**Problem to solve**
Quote every line of the items below word for word, leaving out the pictures.

[Source data]
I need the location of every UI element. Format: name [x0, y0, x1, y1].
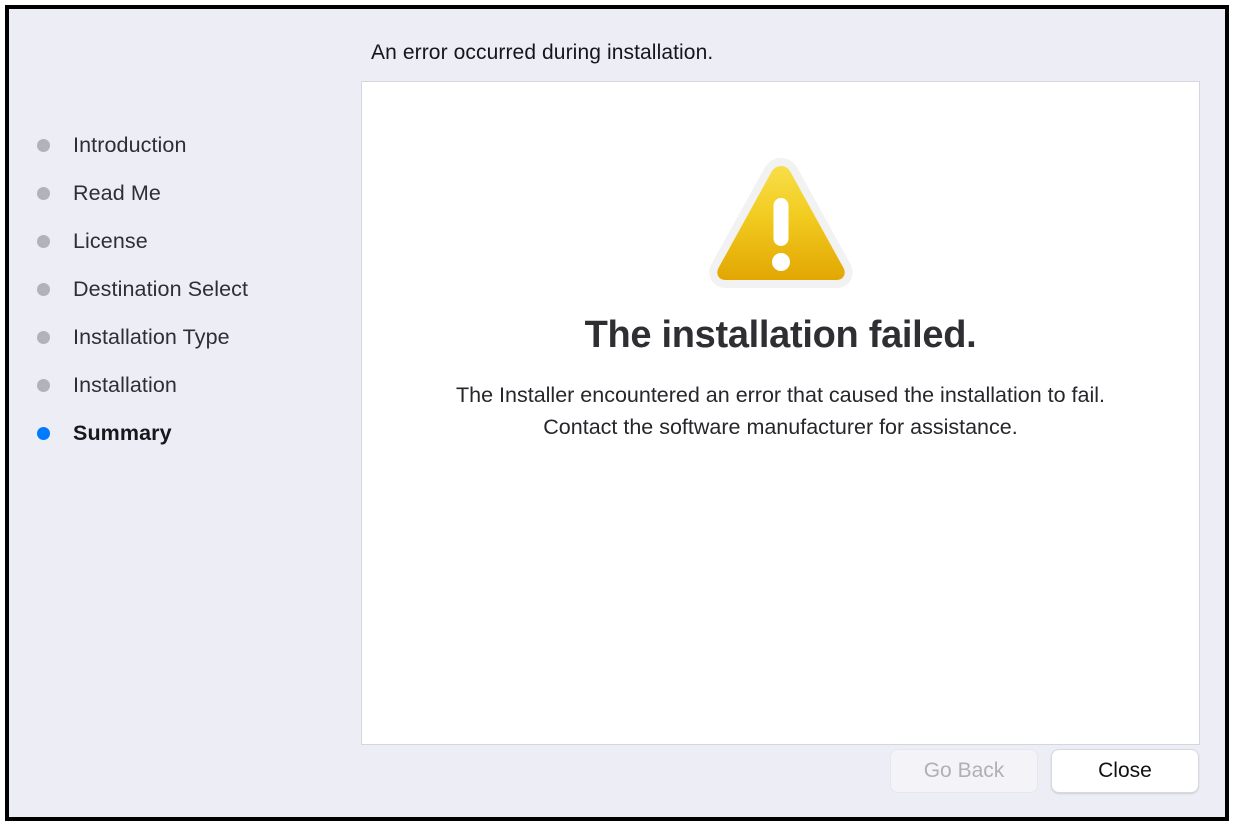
failure-description: The Installer encountered an error that … [456, 383, 1105, 439]
step-dot-icon [37, 234, 50, 248]
failure-title: The installation failed. [584, 314, 977, 356]
warning-triangle-icon [708, 158, 853, 288]
sidebar-item-introduction[interactable]: Introduction [37, 121, 337, 169]
step-dot-icon [37, 282, 50, 296]
button-bar: Go Back Close [890, 749, 1199, 793]
step-dot-icon [37, 426, 50, 440]
window-body: Introduction Read Me License Destination… [9, 9, 1225, 817]
step-dot-icon [37, 138, 50, 152]
sidebar-item-label: Introduction [73, 132, 187, 157]
close-button[interactable]: Close [1051, 749, 1199, 793]
sidebar-item-label: Installation Type [73, 324, 230, 349]
sidebar-item-destination-select[interactable]: Destination Select [37, 265, 337, 313]
installer-sidebar: Introduction Read Me License Destination… [9, 9, 361, 817]
sidebar-item-label: License [73, 228, 148, 253]
panel-content: The installation failed. The Installer e… [362, 154, 1199, 443]
sidebar-item-license[interactable]: License [37, 217, 337, 265]
go-back-button[interactable]: Go Back [890, 749, 1038, 793]
sidebar-item-label: Summary [73, 420, 172, 445]
sidebar-item-read-me[interactable]: Read Me [37, 169, 337, 217]
sidebar-item-label: Read Me [73, 180, 161, 205]
sidebar-item-installation[interactable]: Installation [37, 361, 337, 409]
step-dot-icon [37, 378, 50, 392]
sidebar-item-label: Installation [73, 372, 177, 397]
sidebar-item-installation-type[interactable]: Installation Type [37, 313, 337, 361]
content-panel: The installation failed. The Installer e… [361, 81, 1200, 745]
step-list: Introduction Read Me License Destination… [37, 121, 337, 457]
installer-window: Introduction Read Me License Destination… [5, 5, 1229, 821]
step-dot-icon [37, 330, 50, 344]
page-title: An error occurred during installation. [371, 41, 714, 64]
step-dot-icon [37, 186, 50, 200]
sidebar-item-summary[interactable]: Summary [37, 409, 337, 457]
sidebar-item-label: Destination Select [73, 276, 249, 301]
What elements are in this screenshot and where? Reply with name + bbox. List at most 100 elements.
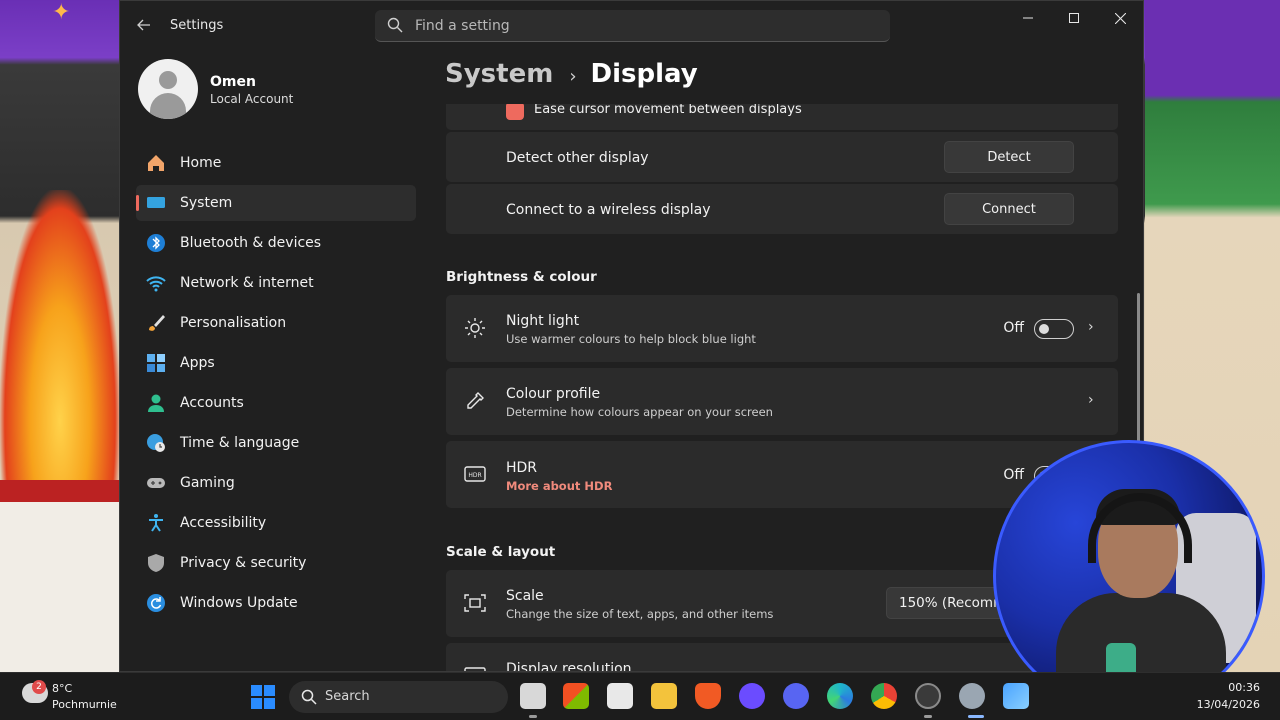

**Exercise response**
I need the location of every UI element. Format: name [x0, y0, x1, y1].
failure-description: The Installer encountered an error that … [456, 383, 1105, 439]
step-dot-icon [37, 234, 50, 248]
failure-title: The installation failed. [584, 314, 977, 356]
warning-triangle-icon [708, 158, 853, 288]
sidebar-item-introduction[interactable]: Introduction [37, 121, 337, 169]
step-dot-icon [37, 282, 50, 296]
button-bar: Go Back Close [890, 749, 1199, 793]
step-dot-icon [37, 426, 50, 440]
window-body: Introduction Read Me License Destination… [9, 9, 1225, 817]
step-dot-icon [37, 138, 50, 152]
sidebar-item-label: Introduction [73, 132, 187, 157]
close-button[interactable]: Close [1051, 749, 1199, 793]
sidebar-item-label: Installation Type [73, 324, 230, 349]
sidebar-item-destination-select[interactable]: Destination Select [37, 265, 337, 313]
installer-sidebar: Introduction Read Me License Destination… [9, 9, 361, 817]
sidebar-item-label: License [73, 228, 148, 253]
panel-content: The installation failed. The Installer e… [362, 154, 1199, 443]
sidebar-item-license[interactable]: License [37, 217, 337, 265]
go-back-button[interactable]: Go Back [890, 749, 1038, 793]
sidebar-item-label: Summary [73, 420, 172, 445]
sidebar-item-read-me[interactable]: Read Me [37, 169, 337, 217]
sidebar-item-label: Read Me [73, 180, 161, 205]
sidebar-item-installation[interactable]: Installation [37, 361, 337, 409]
step-dot-icon [37, 378, 50, 392]
sidebar-item-label: Installation [73, 372, 177, 397]
sidebar-item-installation-type[interactable]: Installation Type [37, 313, 337, 361]
content-panel: The installation failed. The Installer e… [361, 81, 1200, 745]
step-list: Introduction Read Me License Destination… [37, 121, 337, 457]
installer-window: Introduction Read Me License Destination… [5, 5, 1229, 821]
step-dot-icon [37, 330, 50, 344]
page-title: An error occurred during installation. [371, 41, 714, 64]
step-dot-icon [37, 186, 50, 200]
sidebar-item-summary[interactable]: Summary [37, 409, 337, 457]
sidebar-item-label: Destination Select [73, 276, 249, 301]
What elements are in this screenshot and where? Reply with name + bbox. List at most 100 elements.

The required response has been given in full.